- [Record list]:

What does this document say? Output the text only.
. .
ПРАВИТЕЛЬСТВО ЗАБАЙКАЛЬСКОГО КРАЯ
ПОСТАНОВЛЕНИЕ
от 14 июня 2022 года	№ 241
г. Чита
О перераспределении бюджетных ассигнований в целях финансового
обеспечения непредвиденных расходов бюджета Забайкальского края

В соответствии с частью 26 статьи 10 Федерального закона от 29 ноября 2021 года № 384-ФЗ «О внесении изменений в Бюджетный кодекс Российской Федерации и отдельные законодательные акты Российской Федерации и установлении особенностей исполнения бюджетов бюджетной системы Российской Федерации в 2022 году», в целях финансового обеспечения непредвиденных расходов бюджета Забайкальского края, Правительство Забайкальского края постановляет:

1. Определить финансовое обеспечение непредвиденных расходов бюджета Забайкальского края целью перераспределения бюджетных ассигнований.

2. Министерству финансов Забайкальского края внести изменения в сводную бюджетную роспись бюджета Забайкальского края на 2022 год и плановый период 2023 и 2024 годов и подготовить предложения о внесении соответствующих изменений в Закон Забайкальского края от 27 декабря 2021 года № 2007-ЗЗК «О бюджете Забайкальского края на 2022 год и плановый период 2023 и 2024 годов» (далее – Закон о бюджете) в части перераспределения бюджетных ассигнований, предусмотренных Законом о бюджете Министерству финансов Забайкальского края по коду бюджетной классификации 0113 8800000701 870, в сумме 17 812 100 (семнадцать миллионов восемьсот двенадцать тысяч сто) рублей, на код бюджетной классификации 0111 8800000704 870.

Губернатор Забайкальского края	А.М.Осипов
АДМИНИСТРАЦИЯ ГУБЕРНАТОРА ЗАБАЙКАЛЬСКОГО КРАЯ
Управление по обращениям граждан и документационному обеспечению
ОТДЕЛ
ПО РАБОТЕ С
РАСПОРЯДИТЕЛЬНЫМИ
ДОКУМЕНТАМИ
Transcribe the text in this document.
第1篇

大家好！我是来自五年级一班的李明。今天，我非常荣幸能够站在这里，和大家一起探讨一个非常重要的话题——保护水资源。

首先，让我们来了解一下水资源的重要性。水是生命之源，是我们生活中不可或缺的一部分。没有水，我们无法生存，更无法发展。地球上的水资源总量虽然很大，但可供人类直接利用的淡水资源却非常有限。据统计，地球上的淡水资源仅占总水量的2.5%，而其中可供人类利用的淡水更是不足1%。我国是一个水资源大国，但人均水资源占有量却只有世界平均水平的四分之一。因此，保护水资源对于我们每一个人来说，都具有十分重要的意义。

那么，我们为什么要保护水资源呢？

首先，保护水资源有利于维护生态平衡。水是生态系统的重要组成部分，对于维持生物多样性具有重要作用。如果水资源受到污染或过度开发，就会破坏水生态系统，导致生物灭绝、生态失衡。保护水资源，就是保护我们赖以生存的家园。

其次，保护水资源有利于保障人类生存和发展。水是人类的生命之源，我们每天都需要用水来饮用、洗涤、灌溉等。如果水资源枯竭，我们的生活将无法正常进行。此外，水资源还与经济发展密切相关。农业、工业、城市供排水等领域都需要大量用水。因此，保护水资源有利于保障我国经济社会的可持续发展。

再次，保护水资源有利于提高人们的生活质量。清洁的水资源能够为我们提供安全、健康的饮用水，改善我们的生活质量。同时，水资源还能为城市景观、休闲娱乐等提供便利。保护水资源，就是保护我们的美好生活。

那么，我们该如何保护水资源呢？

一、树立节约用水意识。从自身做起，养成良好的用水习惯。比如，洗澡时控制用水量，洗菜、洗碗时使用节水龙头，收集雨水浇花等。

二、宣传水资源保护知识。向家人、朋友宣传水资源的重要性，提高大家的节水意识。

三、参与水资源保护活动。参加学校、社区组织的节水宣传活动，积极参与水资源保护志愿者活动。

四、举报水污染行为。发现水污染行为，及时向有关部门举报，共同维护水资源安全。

- [The exercise]: Reproduce the material in full, with no word added or dropped.

- [The solution]:
What does this document say? Output the text only.
. .
ПРАВИТЕЛЬСТВО ЗАБАЙКАЛЬСКОГО КРАЯ
ПОСТАНОВЛЕНИЕ
от 14 июня 2022 года	№ 241
г. Чита
О перераспределении бюджетных ассигнований в целях финансового
обеспечения непредвиденных расходов бюджета Забайкальского края

В соответствии с частью 26 статьи 10 Федерального закона от 29 ноября 2021 года № 384-ФЗ «О внесении изменений в Бюджетный кодекс Российской Федерации и отдельные законодательные акты Российской Федерации и установлении особенностей исполнения бюджетов бюджетной системы Российской Федерации в 2022 году», в целях финансового обеспечения непредвиденных расходов бюджета Забайкальского края, Правительство Забайкальского края постановляет:

1. Определить финансовое обеспечение непредвиденных расходов бюджета Забайкальского края целью перераспределения бюджетных ассигнований.

2. Министерству финансов Забайкальского края внести изменения в сводную бюджетную роспись бюджета Забайкальского края на 2022 год и плановый период 2023 и 2024 годов и подготовить предложения о внесении соответствующих изменений в Закон Забайкальского края от 27 декабря 2021 года № 2007-ЗЗК «О бюджете Забайкальского края на 2022 год и плановый период 2023 и 2024 годов» (далее – Закон о бюджете) в части перераспределения бюджетных ассигнований, предусмотренных Законом о бюджете Министерству финансов Забайкальского края по коду бюджетной классификации 0113 8800000701 870, в сумме 17 812 100 (семнадцать миллионов восемьсот двенадцать тысяч сто) рублей, на код бюджетной классификации 0111 8800000704 870.

Губернатор Забайкальского края	А.М.Осипов
АДМИНИСТРАЦИЯ ГУБЕРНАТОРА ЗАБАЙКАЛЬСКОГО КРАЯ
Управление по обращениям граждан и документационному обеспечению
ОТДЕЛ
ПО РАБОТЕ С
РАСПОРЯДИТЕЛЬНЫМИ
ДОКУМЕНТАМИ
Transcribe the text in this document.
第1篇

大家好！我是来自五年级一班的李明。今天，我非常荣幸能够站在这里，和大家一起探讨一个非常重要的话题——保护水资源。

首先，让我们来了解一下水资源的重要性。水是生命之源，是我们生活中不可或缺的一部分。没有水，我们无法生存，更无法发展。地球上的水资源总量虽然很大，但可供人类直接利用的淡水资源却非常有限。据统计，地球上的淡水资源仅占总水量的2.5%，而其中可供人类利用的淡水更是不足1%。我国是一个水资源大国，但人均水资源占有量却只有世界平均水平的四分之一。因此，保护水资源对于我们每一个人来说，都具有十分重要的意义。

那么，我们为什么要保护水资源呢？

首先，保护水资源有利于维护生态平衡。水是生态系统的重要组成部分，对于维持生物多样性具有重要作用。如果水资源受到污染或过度开发，就会破坏水生态系统，导致生物灭绝、生态失衡。保护水资源，就是保护我们赖以生存的家园。

其次，保护水资源有利于保障人类生存和发展。水是人类的生命之源，我们每天都需要用水来饮用、洗涤、灌溉等。如果水资源枯竭，我们的生活将无法正常进行。此外，水资源还与经济发展密切相关。农业、工业、城市供排水等领域都需要大量用水。因此，保护水资源有利于保障我国经济社会的可持续发展。

再次，保护水资源有利于提高人们的生活质量。清洁的水资源能够为我们提供安全、健康的饮用水，改善我们的生活质量。同时，水资源还能为城市景观、休闲娱乐等提供便利。保护水资源，就是保护我们的美好生活。

那么，我们该如何保护水资源呢？

一、树立节约用水意识。从自身做起，养成良好的用水习惯。比如，洗澡时控制用水量，洗菜、洗碗时使用节水龙头，收集雨水浇花等。

二、宣传水资源保护知识。向家人、朋友宣传水资源的重要性，提高大家的节水意识。

三、参与水资源保护活动。参加学校、社区组织的节水宣传活动，积极参与水资源保护志愿者活动。

四、举报水污染行为。发现水污染行为，及时向有关部门举报，共同维护水资源安全。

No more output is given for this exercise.